▶ Given instruction: Report all lines holding "Nome".

▶ Dataset content:
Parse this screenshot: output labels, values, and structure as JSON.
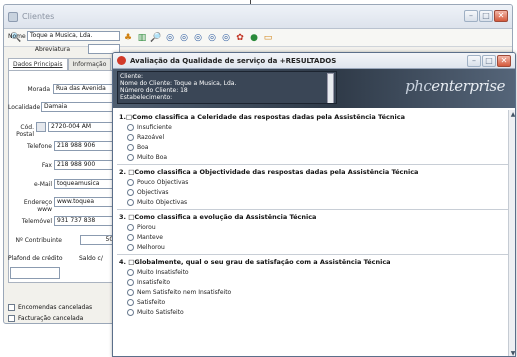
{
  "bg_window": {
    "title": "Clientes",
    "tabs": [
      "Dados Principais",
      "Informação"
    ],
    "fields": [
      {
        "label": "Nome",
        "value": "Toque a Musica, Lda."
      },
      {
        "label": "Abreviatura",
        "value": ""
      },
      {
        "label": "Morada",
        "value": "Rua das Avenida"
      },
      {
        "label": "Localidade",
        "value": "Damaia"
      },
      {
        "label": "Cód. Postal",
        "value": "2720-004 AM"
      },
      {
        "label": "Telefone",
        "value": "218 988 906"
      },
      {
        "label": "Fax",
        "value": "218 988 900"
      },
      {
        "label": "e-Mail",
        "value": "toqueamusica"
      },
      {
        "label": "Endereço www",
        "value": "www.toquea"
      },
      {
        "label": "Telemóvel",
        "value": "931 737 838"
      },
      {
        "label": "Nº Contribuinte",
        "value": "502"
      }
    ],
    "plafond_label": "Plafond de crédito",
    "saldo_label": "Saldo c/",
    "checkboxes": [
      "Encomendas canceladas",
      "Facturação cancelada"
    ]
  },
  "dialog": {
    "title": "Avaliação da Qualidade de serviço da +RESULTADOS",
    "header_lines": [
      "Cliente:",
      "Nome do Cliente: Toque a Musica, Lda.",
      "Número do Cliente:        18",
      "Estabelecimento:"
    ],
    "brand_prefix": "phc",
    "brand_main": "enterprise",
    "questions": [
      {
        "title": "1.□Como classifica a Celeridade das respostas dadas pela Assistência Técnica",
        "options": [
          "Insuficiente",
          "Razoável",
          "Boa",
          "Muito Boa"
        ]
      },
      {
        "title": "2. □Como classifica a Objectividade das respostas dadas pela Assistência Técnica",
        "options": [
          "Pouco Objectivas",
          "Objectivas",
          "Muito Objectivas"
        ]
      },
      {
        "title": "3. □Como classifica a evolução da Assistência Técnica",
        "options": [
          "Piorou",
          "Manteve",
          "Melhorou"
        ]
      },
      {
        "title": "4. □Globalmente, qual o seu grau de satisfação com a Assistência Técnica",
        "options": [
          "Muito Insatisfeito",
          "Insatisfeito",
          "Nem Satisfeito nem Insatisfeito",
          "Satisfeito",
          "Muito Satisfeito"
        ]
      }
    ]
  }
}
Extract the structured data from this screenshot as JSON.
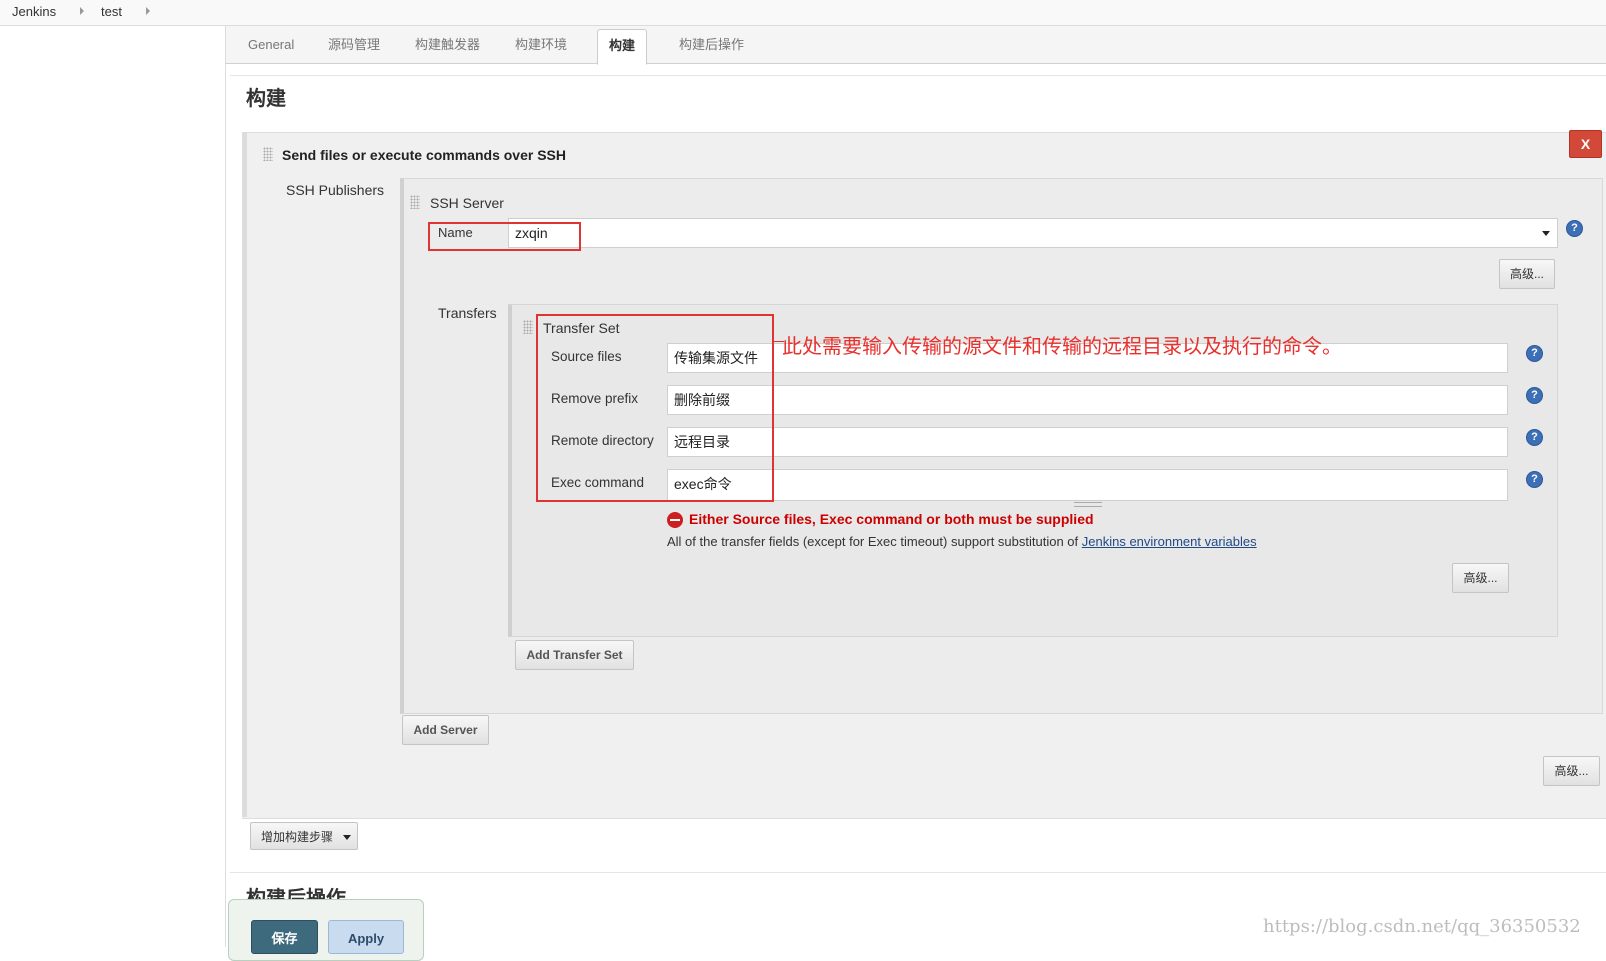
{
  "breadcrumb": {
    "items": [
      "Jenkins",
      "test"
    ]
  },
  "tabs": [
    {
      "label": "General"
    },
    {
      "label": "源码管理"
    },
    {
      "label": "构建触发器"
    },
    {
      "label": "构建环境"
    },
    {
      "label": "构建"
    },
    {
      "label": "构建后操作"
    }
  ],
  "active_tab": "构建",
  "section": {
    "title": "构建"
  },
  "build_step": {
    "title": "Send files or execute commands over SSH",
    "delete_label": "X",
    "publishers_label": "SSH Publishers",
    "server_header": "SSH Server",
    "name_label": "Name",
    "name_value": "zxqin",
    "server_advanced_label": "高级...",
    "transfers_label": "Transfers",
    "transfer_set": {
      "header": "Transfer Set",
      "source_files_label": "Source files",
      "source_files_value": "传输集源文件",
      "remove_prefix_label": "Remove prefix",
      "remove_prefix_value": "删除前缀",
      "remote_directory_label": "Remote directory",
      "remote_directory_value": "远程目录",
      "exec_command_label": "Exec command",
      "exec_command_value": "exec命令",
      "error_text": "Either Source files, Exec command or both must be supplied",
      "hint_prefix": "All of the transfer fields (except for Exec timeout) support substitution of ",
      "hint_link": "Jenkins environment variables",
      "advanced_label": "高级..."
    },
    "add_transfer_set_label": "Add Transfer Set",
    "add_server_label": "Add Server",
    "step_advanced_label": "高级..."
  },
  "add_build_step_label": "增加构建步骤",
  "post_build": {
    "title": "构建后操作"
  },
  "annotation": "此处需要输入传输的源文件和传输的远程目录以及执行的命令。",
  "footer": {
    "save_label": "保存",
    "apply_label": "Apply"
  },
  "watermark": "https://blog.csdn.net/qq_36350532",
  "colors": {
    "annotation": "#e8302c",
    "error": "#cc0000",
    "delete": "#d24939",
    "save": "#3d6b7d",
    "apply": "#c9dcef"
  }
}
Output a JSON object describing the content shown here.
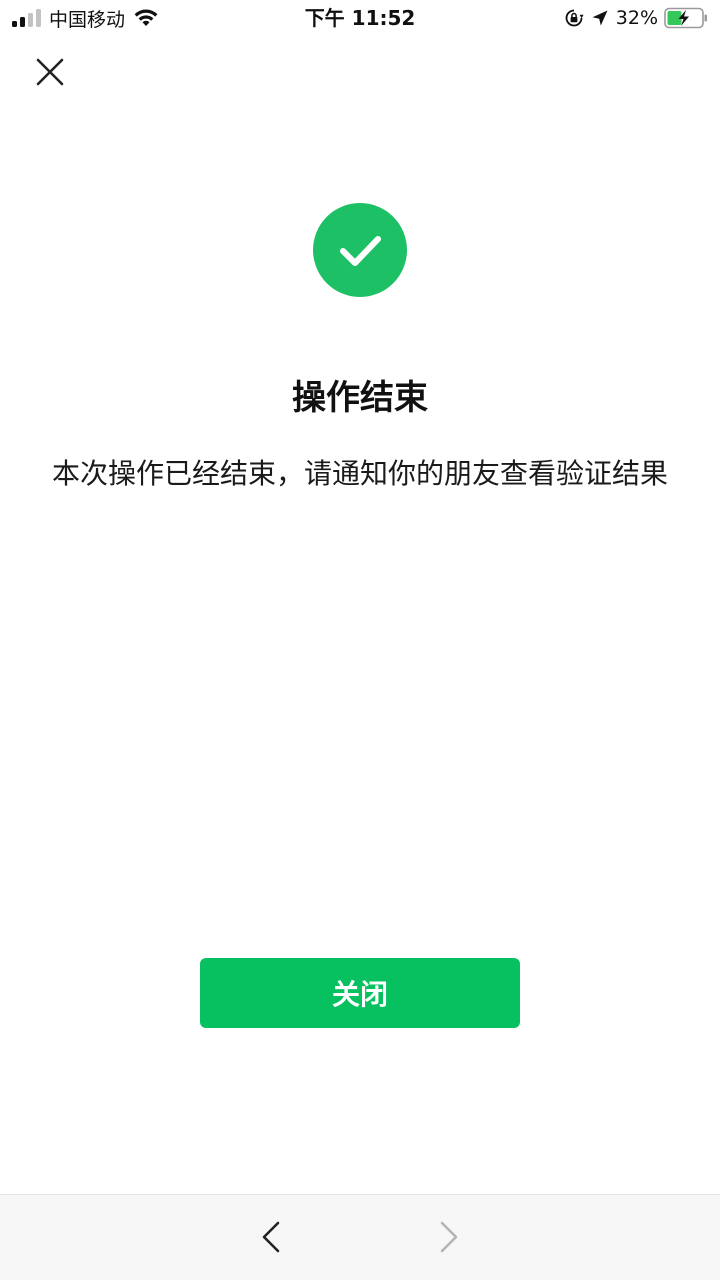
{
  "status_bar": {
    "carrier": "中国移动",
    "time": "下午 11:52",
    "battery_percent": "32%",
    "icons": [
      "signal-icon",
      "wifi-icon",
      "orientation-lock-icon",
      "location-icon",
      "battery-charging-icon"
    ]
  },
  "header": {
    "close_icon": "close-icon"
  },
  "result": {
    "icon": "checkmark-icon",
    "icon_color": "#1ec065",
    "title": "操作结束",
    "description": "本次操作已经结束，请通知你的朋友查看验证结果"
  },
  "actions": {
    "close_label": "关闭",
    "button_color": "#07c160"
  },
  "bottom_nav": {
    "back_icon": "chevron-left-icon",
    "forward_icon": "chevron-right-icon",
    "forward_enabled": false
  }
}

▶ Correct output:
        "label": "Nome",
      "Nome do Cliente: Toque a Musica, Lda.",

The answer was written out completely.